• [What you should do] Set the following entries down again exactly, line by line.

• [Materials provided]
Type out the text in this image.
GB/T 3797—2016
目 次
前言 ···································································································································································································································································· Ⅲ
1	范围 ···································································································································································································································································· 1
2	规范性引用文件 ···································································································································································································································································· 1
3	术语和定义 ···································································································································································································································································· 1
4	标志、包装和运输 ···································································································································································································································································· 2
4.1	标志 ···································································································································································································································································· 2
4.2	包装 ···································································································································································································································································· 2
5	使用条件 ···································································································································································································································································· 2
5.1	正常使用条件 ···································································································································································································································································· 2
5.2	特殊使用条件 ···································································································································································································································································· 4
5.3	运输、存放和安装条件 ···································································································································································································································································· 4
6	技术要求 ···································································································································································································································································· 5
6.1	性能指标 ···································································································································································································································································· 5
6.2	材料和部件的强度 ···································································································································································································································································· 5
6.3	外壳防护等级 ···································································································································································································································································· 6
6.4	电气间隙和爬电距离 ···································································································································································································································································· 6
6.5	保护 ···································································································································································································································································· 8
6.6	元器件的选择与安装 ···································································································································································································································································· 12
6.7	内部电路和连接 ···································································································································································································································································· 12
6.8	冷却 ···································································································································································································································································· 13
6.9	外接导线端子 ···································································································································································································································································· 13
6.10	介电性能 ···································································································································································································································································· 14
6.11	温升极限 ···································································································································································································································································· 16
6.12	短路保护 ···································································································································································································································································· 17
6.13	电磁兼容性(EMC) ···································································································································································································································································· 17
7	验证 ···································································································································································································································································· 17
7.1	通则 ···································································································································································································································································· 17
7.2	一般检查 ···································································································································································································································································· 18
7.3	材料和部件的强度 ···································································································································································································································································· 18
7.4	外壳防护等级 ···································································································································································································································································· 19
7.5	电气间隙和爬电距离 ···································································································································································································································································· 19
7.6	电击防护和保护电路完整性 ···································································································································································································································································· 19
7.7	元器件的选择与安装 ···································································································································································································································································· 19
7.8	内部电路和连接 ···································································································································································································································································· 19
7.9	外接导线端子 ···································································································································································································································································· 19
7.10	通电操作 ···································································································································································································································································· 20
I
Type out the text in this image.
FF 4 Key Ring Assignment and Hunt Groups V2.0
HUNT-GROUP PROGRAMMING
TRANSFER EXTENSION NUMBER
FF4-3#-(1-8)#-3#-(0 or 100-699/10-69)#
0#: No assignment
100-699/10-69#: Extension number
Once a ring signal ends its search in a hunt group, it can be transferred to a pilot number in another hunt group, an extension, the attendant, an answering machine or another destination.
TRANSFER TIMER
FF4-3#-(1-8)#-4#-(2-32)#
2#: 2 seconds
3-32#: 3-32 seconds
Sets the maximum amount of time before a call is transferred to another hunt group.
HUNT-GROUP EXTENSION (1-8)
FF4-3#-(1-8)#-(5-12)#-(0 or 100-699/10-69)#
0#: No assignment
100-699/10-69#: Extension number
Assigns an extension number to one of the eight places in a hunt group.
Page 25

• [Solution to the exercise]
Type out the text in this image.
GB/T 3797—2016
目 次
前言 ···································································································································································································································································· Ⅲ
1	范围 ···································································································································································································································································· 1
2	规范性引用文件 ···································································································································································································································································· 1
3	术语和定义 ···································································································································································································································································· 1
4	标志、包装和运输 ···································································································································································································································································· 2
4.1	标志 ···································································································································································································································································· 2
4.2	包装 ···································································································································································································································································· 2
5	使用条件 ···································································································································································································································································· 2
5.1	正常使用条件 ···································································································································································································································································· 2
5.2	特殊使用条件 ···································································································································································································································································· 4
5.3	运输、存放和安装条件 ···································································································································································································································································· 4
6	技术要求 ···································································································································································································································································· 5
6.1	性能指标 ···································································································································································································································································· 5
6.2	材料和部件的强度 ···································································································································································································································································· 5
6.3	外壳防护等级 ···································································································································································································································································· 6
6.4	电气间隙和爬电距离 ···································································································································································································································································· 6
6.5	保护 ···································································································································································································································································· 8
6.6	元器件的选择与安装 ···································································································································································································································································· 12
6.7	内部电路和连接 ···································································································································································································································································· 12
6.8	冷却 ···································································································································································································································································· 13
6.9	外接导线端子 ···································································································································································································································································· 13
6.10	介电性能 ···································································································································································································································································· 14
6.11	温升极限 ···································································································································································································································································· 16
6.12	短路保护 ···································································································································································································································································· 17
6.13	电磁兼容性(EMC) ···································································································································································································································································· 17
7	验证 ···································································································································································································································································· 17
7.1	通则 ···································································································································································································································································· 17
7.2	一般检查 ···································································································································································································································································· 18
7.3	材料和部件的强度 ···································································································································································································································································· 18
7.4	外壳防护等级 ···································································································································································································································································· 19
7.5	电气间隙和爬电距离 ···································································································································································································································································· 19
7.6	电击防护和保护电路完整性 ···································································································································································································································································· 19
7.7	元器件的选择与安装 ···································································································································································································································································· 19
7.8	内部电路和连接 ···································································································································································································································································· 19
7.9	外接导线端子 ···································································································································································································································································· 19
7.10	通电操作 ···································································································································································································································································· 20
I
Type out the text in this image.
FF 4 Key Ring Assignment and Hunt Groups V2.0
HUNT-GROUP PROGRAMMING
TRANSFER EXTENSION NUMBER
FF4-3#-(1-8)#-3#-(0 or 100-699/10-69)#
0#: No assignment
100-699/10-69#: Extension number
Once a ring signal ends its search in a hunt group, it can be transferred to a pilot number in another hunt group, an extension, the attendant, an answering machine or another destination.
TRANSFER TIMER
FF4-3#-(1-8)#-4#-(2-32)#
2#: 2 seconds
3-32#: 3-32 seconds
Sets the maximum amount of time before a call is transferred to another hunt group.
HUNT-GROUP EXTENSION (1-8)
FF4-3#-(1-8)#-(5-12)#-(0 or 100-699/10-69)#
0#: No assignment
100-699/10-69#: Extension number
Assigns an extension number to one of the eight places in a hunt group.
Page 25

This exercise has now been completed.